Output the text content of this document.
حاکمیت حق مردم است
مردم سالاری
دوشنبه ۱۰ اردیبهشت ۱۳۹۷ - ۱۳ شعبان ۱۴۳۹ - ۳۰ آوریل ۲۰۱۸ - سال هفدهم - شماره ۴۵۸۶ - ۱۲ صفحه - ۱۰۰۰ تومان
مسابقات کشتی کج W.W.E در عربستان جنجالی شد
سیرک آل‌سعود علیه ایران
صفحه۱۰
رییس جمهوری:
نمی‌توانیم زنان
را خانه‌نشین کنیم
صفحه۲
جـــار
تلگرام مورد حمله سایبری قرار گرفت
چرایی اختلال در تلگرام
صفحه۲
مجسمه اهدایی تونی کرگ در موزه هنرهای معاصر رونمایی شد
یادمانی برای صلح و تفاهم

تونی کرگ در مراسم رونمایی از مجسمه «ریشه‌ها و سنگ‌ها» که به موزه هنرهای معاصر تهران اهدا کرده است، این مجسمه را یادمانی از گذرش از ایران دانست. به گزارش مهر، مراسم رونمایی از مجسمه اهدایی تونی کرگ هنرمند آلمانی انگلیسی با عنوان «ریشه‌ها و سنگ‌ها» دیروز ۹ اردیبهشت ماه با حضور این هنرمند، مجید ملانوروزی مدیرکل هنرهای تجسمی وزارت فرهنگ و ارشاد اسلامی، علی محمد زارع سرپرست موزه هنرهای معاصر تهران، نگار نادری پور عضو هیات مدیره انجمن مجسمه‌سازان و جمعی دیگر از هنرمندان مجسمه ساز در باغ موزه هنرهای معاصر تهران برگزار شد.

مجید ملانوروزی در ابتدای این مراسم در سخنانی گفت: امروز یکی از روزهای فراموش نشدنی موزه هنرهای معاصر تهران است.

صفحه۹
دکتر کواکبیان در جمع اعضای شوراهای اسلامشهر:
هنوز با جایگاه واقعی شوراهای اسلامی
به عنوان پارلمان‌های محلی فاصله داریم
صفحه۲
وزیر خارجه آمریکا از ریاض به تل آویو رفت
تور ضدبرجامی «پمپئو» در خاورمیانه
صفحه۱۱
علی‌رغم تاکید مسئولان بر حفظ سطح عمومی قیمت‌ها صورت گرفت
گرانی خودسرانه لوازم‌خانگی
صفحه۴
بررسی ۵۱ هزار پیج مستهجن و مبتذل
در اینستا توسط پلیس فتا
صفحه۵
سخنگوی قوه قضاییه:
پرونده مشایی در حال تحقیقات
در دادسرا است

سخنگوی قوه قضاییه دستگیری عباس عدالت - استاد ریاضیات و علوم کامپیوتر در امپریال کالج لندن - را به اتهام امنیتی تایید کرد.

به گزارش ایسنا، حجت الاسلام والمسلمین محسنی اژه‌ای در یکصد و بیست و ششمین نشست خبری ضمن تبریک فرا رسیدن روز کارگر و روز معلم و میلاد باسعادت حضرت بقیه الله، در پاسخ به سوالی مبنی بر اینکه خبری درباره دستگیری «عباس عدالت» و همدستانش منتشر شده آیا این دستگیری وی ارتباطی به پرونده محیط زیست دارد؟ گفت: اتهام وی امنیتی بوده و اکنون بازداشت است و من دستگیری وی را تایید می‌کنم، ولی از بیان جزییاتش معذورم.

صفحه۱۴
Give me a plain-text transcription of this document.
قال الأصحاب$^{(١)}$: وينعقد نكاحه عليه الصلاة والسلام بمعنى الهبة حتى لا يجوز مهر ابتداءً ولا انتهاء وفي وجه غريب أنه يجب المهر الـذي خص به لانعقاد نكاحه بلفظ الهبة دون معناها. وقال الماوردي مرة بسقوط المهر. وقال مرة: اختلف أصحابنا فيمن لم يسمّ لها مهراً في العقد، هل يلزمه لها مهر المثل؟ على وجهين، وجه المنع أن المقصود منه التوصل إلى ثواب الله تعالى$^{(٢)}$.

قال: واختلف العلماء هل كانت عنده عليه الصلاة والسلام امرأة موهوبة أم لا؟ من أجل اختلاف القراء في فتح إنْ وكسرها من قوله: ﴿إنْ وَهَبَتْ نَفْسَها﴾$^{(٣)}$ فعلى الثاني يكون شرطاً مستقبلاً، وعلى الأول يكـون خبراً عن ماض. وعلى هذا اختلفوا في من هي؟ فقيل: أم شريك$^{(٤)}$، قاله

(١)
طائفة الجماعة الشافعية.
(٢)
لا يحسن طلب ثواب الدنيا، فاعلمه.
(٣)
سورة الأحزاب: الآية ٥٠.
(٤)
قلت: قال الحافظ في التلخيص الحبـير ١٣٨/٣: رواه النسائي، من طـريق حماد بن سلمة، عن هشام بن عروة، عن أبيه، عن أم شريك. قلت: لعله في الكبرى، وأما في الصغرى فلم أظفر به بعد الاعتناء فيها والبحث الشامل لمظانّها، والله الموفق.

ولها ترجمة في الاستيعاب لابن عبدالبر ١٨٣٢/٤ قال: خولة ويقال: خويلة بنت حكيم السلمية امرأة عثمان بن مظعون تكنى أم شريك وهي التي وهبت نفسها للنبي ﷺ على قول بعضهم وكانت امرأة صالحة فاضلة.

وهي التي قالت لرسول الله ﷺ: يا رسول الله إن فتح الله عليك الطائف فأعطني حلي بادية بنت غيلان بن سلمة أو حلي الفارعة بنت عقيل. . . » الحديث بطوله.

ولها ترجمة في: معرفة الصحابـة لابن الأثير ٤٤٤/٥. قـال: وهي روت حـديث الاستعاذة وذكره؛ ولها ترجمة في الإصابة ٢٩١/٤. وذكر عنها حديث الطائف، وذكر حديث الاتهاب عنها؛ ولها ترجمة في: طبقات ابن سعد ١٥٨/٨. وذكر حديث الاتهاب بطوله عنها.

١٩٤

__________

*OBJECTIVE*: Write out the whole listing again, exactly as it stands.

*TASK RESULT*:
Output the text content of this document.
حاکمیت حق مردم است
مردم سالاری
دوشنبه ۱۰ اردیبهشت ۱۳۹۷ - ۱۳ شعبان ۱۴۳۹ - ۳۰ آوریل ۲۰۱۸ - سال هفدهم - شماره ۴۵۸۶ - ۱۲ صفحه - ۱۰۰۰ تومان
مسابقات کشتی کج W.W.E در عربستان جنجالی شد
سیرک آل‌سعود علیه ایران
صفحه۱۰
رییس جمهوری:
نمی‌توانیم زنان
را خانه‌نشین کنیم
صفحه۲
جـــار
تلگرام مورد حمله سایبری قرار گرفت
چرایی اختلال در تلگرام
صفحه۲
مجسمه اهدایی تونی کرگ در موزه هنرهای معاصر رونمایی شد
یادمانی برای صلح و تفاهم

تونی کرگ در مراسم رونمایی از مجسمه «ریشه‌ها و سنگ‌ها» که به موزه هنرهای معاصر تهران اهدا کرده است، این مجسمه را یادمانی از گذرش از ایران دانست. به گزارش مهر، مراسم رونمایی از مجسمه اهدایی تونی کرگ هنرمند آلمانی انگلیسی با عنوان «ریشه‌ها و سنگ‌ها» دیروز ۹ اردیبهشت ماه با حضور این هنرمند، مجید ملانوروزی مدیرکل هنرهای تجسمی وزارت فرهنگ و ارشاد اسلامی، علی محمد زارع سرپرست موزه هنرهای معاصر تهران، نگار نادری پور عضو هیات مدیره انجمن مجسمه‌سازان و جمعی دیگر از هنرمندان مجسمه ساز در باغ موزه هنرهای معاصر تهران برگزار شد.

مجید ملانوروزی در ابتدای این مراسم در سخنانی گفت: امروز یکی از روزهای فراموش نشدنی موزه هنرهای معاصر تهران است.

صفحه۹
دکتر کواکبیان در جمع اعضای شوراهای اسلامشهر:
هنوز با جایگاه واقعی شوراهای اسلامی
به عنوان پارلمان‌های محلی فاصله داریم
صفحه۲
وزیر خارجه آمریکا از ریاض به تل آویو رفت
تور ضدبرجامی «پمپئو» در خاورمیانه
صفحه۱۱
علی‌رغم تاکید مسئولان بر حفظ سطح عمومی قیمت‌ها صورت گرفت
گرانی خودسرانه لوازم‌خانگی
صفحه۴
بررسی ۵۱ هزار پیج مستهجن و مبتذل
در اینستا توسط پلیس فتا
صفحه۵
سخنگوی قوه قضاییه:
پرونده مشایی در حال تحقیقات
در دادسرا است

سخنگوی قوه قضاییه دستگیری عباس عدالت - استاد ریاضیات و علوم کامپیوتر در امپریال کالج لندن - را به اتهام امنیتی تایید کرد.

به گزارش ایسنا، حجت الاسلام والمسلمین محسنی اژه‌ای در یکصد و بیست و ششمین نشست خبری ضمن تبریک فرا رسیدن روز کارگر و روز معلم و میلاد باسعادت حضرت بقیه الله، در پاسخ به سوالی مبنی بر اینکه خبری درباره دستگیری «عباس عدالت» و همدستانش منتشر شده آیا این دستگیری وی ارتباطی به پرونده محیط زیست دارد؟ گفت: اتهام وی امنیتی بوده و اکنون بازداشت است و من دستگیری وی را تایید می‌کنم، ولی از بیان جزییاتش معذورم.

صفحه۱۴
Give me a plain-text transcription of this document.
قال الأصحاب$^{(١)}$: وينعقد نكاحه عليه الصلاة والسلام بمعنى الهبة حتى لا يجوز مهر ابتداءً ولا انتهاء وفي وجه غريب أنه يجب المهر الـذي خص به لانعقاد نكاحه بلفظ الهبة دون معناها. وقال الماوردي مرة بسقوط المهر. وقال مرة: اختلف أصحابنا فيمن لم يسمّ لها مهراً في العقد، هل يلزمه لها مهر المثل؟ على وجهين، وجه المنع أن المقصود منه التوصل إلى ثواب الله تعالى$^{(٢)}$.

قال: واختلف العلماء هل كانت عنده عليه الصلاة والسلام امرأة موهوبة أم لا؟ من أجل اختلاف القراء في فتح إنْ وكسرها من قوله: ﴿إنْ وَهَبَتْ نَفْسَها﴾$^{(٣)}$ فعلى الثاني يكون شرطاً مستقبلاً، وعلى الأول يكـون خبراً عن ماض. وعلى هذا اختلفوا في من هي؟ فقيل: أم شريك$^{(٤)}$، قاله

(١)
طائفة الجماعة الشافعية.
(٢)
لا يحسن طلب ثواب الدنيا، فاعلمه.
(٣)
سورة الأحزاب: الآية ٥٠.
(٤)
قلت: قال الحافظ في التلخيص الحبـير ١٣٨/٣: رواه النسائي، من طـريق حماد بن سلمة، عن هشام بن عروة، عن أبيه، عن أم شريك. قلت: لعله في الكبرى، وأما في الصغرى فلم أظفر به بعد الاعتناء فيها والبحث الشامل لمظانّها، والله الموفق.

ولها ترجمة في الاستيعاب لابن عبدالبر ١٨٣٢/٤ قال: خولة ويقال: خويلة بنت حكيم السلمية امرأة عثمان بن مظعون تكنى أم شريك وهي التي وهبت نفسها للنبي ﷺ على قول بعضهم وكانت امرأة صالحة فاضلة.

وهي التي قالت لرسول الله ﷺ: يا رسول الله إن فتح الله عليك الطائف فأعطني حلي بادية بنت غيلان بن سلمة أو حلي الفارعة بنت عقيل. . . » الحديث بطوله.

ولها ترجمة في: معرفة الصحابـة لابن الأثير ٤٤٤/٥. قـال: وهي روت حـديث الاستعاذة وذكره؛ ولها ترجمة في الإصابة ٢٩١/٤. وذكر عنها حديث الطائف، وذكر حديث الاتهاب عنها؛ ولها ترجمة في: طبقات ابن سعد ١٥٨/٨. وذكر حديث الاتهاب بطوله عنها.

١٩٤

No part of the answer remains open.